RECORD SET
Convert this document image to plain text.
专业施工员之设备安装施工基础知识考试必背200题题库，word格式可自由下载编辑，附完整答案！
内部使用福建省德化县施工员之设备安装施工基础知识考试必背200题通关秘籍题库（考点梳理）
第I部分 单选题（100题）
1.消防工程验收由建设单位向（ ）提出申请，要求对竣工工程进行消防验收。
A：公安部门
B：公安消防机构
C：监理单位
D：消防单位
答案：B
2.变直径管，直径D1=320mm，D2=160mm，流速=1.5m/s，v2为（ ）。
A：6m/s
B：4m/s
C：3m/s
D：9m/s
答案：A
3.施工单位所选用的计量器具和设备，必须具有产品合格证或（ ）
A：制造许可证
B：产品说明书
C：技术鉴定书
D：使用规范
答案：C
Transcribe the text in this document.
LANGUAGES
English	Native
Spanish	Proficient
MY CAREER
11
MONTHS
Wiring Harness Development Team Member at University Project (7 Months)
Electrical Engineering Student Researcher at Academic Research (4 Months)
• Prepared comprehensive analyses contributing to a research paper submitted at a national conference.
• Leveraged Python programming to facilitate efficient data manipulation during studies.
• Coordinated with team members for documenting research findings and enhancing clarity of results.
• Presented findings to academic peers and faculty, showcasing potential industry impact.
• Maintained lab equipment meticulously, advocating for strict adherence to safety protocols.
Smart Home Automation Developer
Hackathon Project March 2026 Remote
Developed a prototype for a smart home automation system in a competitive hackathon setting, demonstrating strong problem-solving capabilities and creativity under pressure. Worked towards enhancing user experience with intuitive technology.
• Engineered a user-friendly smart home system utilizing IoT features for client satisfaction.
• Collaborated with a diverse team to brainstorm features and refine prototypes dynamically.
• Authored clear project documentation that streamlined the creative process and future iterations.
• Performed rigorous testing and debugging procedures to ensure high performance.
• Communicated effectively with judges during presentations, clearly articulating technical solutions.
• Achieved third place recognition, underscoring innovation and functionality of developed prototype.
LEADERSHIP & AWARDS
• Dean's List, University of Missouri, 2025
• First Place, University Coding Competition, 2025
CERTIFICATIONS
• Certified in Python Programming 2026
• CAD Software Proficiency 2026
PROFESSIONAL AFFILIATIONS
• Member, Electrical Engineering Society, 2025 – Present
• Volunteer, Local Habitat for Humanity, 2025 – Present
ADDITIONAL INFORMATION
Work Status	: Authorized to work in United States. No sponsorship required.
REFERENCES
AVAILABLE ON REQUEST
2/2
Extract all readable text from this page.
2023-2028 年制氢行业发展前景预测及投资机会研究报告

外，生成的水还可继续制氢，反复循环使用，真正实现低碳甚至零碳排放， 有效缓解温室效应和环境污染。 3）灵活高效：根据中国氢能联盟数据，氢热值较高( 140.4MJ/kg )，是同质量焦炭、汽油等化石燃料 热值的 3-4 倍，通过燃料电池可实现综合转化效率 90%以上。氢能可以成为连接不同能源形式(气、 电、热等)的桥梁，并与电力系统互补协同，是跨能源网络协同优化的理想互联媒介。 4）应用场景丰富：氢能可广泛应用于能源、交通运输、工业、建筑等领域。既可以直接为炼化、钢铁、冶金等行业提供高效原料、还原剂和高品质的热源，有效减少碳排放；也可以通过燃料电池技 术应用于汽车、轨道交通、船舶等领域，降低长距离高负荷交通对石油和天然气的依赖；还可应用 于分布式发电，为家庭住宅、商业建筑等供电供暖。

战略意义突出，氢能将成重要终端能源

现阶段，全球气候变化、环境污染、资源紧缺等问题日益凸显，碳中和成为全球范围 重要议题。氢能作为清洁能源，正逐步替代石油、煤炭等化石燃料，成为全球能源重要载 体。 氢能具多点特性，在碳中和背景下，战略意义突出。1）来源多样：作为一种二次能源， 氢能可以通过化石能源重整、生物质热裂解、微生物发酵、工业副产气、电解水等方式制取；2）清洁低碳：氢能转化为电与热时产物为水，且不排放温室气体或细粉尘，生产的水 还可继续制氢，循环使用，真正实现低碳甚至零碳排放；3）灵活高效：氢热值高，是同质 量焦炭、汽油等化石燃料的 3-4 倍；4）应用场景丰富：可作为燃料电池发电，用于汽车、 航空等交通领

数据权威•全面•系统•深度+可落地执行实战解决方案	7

PROBLEM STATEMENT
Extract the entries above verbatim.

FINAL ANSWER
Convert this document image to plain text.
专业施工员之设备安装施工基础知识考试必背200题题库，word格式可自由下载编辑，附完整答案！
内部使用福建省德化县施工员之设备安装施工基础知识考试必背200题通关秘籍题库（考点梳理）
第I部分 单选题（100题）
1.消防工程验收由建设单位向（ ）提出申请，要求对竣工工程进行消防验收。
A：公安部门
B：公安消防机构
C：监理单位
D：消防单位
答案：B
2.变直径管，直径D1=320mm，D2=160mm，流速=1.5m/s，v2为（ ）。
A：6m/s
B：4m/s
C：3m/s
D：9m/s
答案：A
3.施工单位所选用的计量器具和设备，必须具有产品合格证或（ ）
A：制造许可证
B：产品说明书
C：技术鉴定书
D：使用规范
答案：C
Transcribe the text in this document.
LANGUAGES
English	Native
Spanish	Proficient
MY CAREER
11
MONTHS
Wiring Harness Development Team Member at University Project (7 Months)
Electrical Engineering Student Researcher at Academic Research (4 Months)
• Prepared comprehensive analyses contributing to a research paper submitted at a national conference.
• Leveraged Python programming to facilitate efficient data manipulation during studies.
• Coordinated with team members for documenting research findings and enhancing clarity of results.
• Presented findings to academic peers and faculty, showcasing potential industry impact.
• Maintained lab equipment meticulously, advocating for strict adherence to safety protocols.
Smart Home Automation Developer
Hackathon Project March 2026 Remote
Developed a prototype for a smart home automation system in a competitive hackathon setting, demonstrating strong problem-solving capabilities and creativity under pressure. Worked towards enhancing user experience with intuitive technology.
• Engineered a user-friendly smart home system utilizing IoT features for client satisfaction.
• Collaborated with a diverse team to brainstorm features and refine prototypes dynamically.
• Authored clear project documentation that streamlined the creative process and future iterations.
• Performed rigorous testing and debugging procedures to ensure high performance.
• Communicated effectively with judges during presentations, clearly articulating technical solutions.
• Achieved third place recognition, underscoring innovation and functionality of developed prototype.
LEADERSHIP & AWARDS
• Dean's List, University of Missouri, 2025
• First Place, University Coding Competition, 2025
CERTIFICATIONS
• Certified in Python Programming 2026
• CAD Software Proficiency 2026
PROFESSIONAL AFFILIATIONS
• Member, Electrical Engineering Society, 2025 – Present
• Volunteer, Local Habitat for Humanity, 2025 – Present
ADDITIONAL INFORMATION
Work Status	: Authorized to work in United States. No sponsorship required.
REFERENCES
AVAILABLE ON REQUEST
2/2
Extract all readable text from this page.
2023-2028 年制氢行业发展前景预测及投资机会研究报告

外，生成的水还可继续制氢，反复循环使用，真正实现低碳甚至零碳排放， 有效缓解温室效应和环境污染。 3）灵活高效：根据中国氢能联盟数据，氢热值较高( 140.4MJ/kg )，是同质量焦炭、汽油等化石燃料 热值的 3-4 倍，通过燃料电池可实现综合转化效率 90%以上。氢能可以成为连接不同能源形式(气、 电、热等)的桥梁，并与电力系统互补协同，是跨能源网络协同优化的理想互联媒介。 4）应用场景丰富：氢能可广泛应用于能源、交通运输、工业、建筑等领域。既可以直接为炼化、钢铁、冶金等行业提供高效原料、还原剂和高品质的热源，有效减少碳排放；也可以通过燃料电池技 术应用于汽车、轨道交通、船舶等领域，降低长距离高负荷交通对石油和天然气的依赖；还可应用 于分布式发电，为家庭住宅、商业建筑等供电供暖。

战略意义突出，氢能将成重要终端能源

现阶段，全球气候变化、环境污染、资源紧缺等问题日益凸显，碳中和成为全球范围 重要议题。氢能作为清洁能源，正逐步替代石油、煤炭等化石燃料，成为全球能源重要载 体。 氢能具多点特性，在碳中和背景下，战略意义突出。1）来源多样：作为一种二次能源， 氢能可以通过化石能源重整、生物质热裂解、微生物发酵、工业副产气、电解水等方式制取；2）清洁低碳：氢能转化为电与热时产物为水，且不排放温室气体或细粉尘，生产的水 还可继续制氢，循环使用，真正实现低碳甚至零碳排放；3）灵活高效：氢热值高，是同质 量焦炭、汽油等化石燃料的 3-4 倍；4）应用场景丰富：可作为燃料电池发电，用于汽车、 航空等交通领

数据权威•全面•系统•深度+可落地执行实战解决方案	7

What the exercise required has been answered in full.